◆ Objective ◆
Return the listing word for word, as given.

Stored data:
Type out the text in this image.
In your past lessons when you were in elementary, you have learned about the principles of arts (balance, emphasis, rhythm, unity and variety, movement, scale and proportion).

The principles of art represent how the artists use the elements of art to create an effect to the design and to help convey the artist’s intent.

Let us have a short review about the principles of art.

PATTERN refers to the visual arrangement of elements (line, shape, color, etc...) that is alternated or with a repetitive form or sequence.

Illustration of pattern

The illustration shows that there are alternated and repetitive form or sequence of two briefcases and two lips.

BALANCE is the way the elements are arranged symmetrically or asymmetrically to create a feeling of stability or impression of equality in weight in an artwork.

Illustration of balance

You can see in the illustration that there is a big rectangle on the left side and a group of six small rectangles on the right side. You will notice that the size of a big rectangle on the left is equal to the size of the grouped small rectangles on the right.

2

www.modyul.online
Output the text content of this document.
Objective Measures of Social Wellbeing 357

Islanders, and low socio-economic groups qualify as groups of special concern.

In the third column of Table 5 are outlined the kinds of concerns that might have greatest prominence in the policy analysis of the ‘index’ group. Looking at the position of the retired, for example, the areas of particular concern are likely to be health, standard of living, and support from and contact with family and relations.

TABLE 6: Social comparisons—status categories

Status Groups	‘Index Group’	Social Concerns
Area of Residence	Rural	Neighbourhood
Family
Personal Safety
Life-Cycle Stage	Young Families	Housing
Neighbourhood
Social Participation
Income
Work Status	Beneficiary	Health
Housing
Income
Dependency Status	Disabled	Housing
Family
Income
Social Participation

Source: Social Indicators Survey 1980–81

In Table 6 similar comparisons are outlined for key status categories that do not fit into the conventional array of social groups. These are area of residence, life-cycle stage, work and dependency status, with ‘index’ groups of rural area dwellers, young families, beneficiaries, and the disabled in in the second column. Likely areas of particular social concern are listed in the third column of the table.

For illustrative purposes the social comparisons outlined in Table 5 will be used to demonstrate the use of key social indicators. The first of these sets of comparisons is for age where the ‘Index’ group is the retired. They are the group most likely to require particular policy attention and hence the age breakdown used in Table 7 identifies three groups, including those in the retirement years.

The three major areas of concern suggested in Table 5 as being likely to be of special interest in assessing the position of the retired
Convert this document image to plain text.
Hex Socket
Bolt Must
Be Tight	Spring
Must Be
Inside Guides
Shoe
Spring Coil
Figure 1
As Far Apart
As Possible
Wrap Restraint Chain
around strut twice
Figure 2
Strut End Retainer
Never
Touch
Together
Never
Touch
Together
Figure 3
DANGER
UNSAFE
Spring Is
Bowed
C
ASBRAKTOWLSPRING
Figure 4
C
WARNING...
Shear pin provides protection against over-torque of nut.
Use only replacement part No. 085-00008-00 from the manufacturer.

◆ Result of this exercise ◆
Type out the text in this image.
In your past lessons when you were in elementary, you have learned about the principles of arts (balance, emphasis, rhythm, unity and variety, movement, scale and proportion).

The principles of art represent how the artists use the elements of art to create an effect to the design and to help convey the artist’s intent.

Let us have a short review about the principles of art.

PATTERN refers to the visual arrangement of elements (line, shape, color, etc...) that is alternated or with a repetitive form or sequence.

Illustration of pattern

The illustration shows that there are alternated and repetitive form or sequence of two briefcases and two lips.

BALANCE is the way the elements are arranged symmetrically or asymmetrically to create a feeling of stability or impression of equality in weight in an artwork.

Illustration of balance

You can see in the illustration that there is a big rectangle on the left side and a group of six small rectangles on the right side. You will notice that the size of a big rectangle on the left is equal to the size of the grouped small rectangles on the right.

2

www.modyul.online
Output the text content of this document.
Objective Measures of Social Wellbeing 357

Islanders, and low socio-economic groups qualify as groups of special concern.

In the third column of Table 5 are outlined the kinds of concerns that might have greatest prominence in the policy analysis of the ‘index’ group. Looking at the position of the retired, for example, the areas of particular concern are likely to be health, standard of living, and support from and contact with family and relations.

TABLE 6: Social comparisons—status categories

Status Groups	‘Index Group’	Social Concerns
Area of Residence	Rural	Neighbourhood
Family
Personal Safety
Life-Cycle Stage	Young Families	Housing
Neighbourhood
Social Participation
Income
Work Status	Beneficiary	Health
Housing
Income
Dependency Status	Disabled	Housing
Family
Income
Social Participation

Source: Social Indicators Survey 1980–81

In Table 6 similar comparisons are outlined for key status categories that do not fit into the conventional array of social groups. These are area of residence, life-cycle stage, work and dependency status, with ‘index’ groups of rural area dwellers, young families, beneficiaries, and the disabled in in the second column. Likely areas of particular social concern are listed in the third column of the table.

For illustrative purposes the social comparisons outlined in Table 5 will be used to demonstrate the use of key social indicators. The first of these sets of comparisons is for age where the ‘Index’ group is the retired. They are the group most likely to require particular policy attention and hence the age breakdown used in Table 7 identifies three groups, including those in the retirement years.

The three major areas of concern suggested in Table 5 as being likely to be of special interest in assessing the position of the retired
Convert this document image to plain text.
Hex Socket
Bolt Must
Be Tight	Spring
Must Be
Inside Guides
Shoe
Spring Coil
Figure 1
As Far Apart
As Possible
Wrap Restraint Chain
around strut twice
Figure 2
Strut End Retainer
Never
Touch
Together
Never
Touch
Together
Figure 3
DANGER
UNSAFE
Spring Is
Bowed
C
ASBRAKTOWLSPRING
Figure 4
C
WARNING...
Shear pin provides protection against over-torque of nut.
Use only replacement part No. 085-00008-00 from the manufacturer.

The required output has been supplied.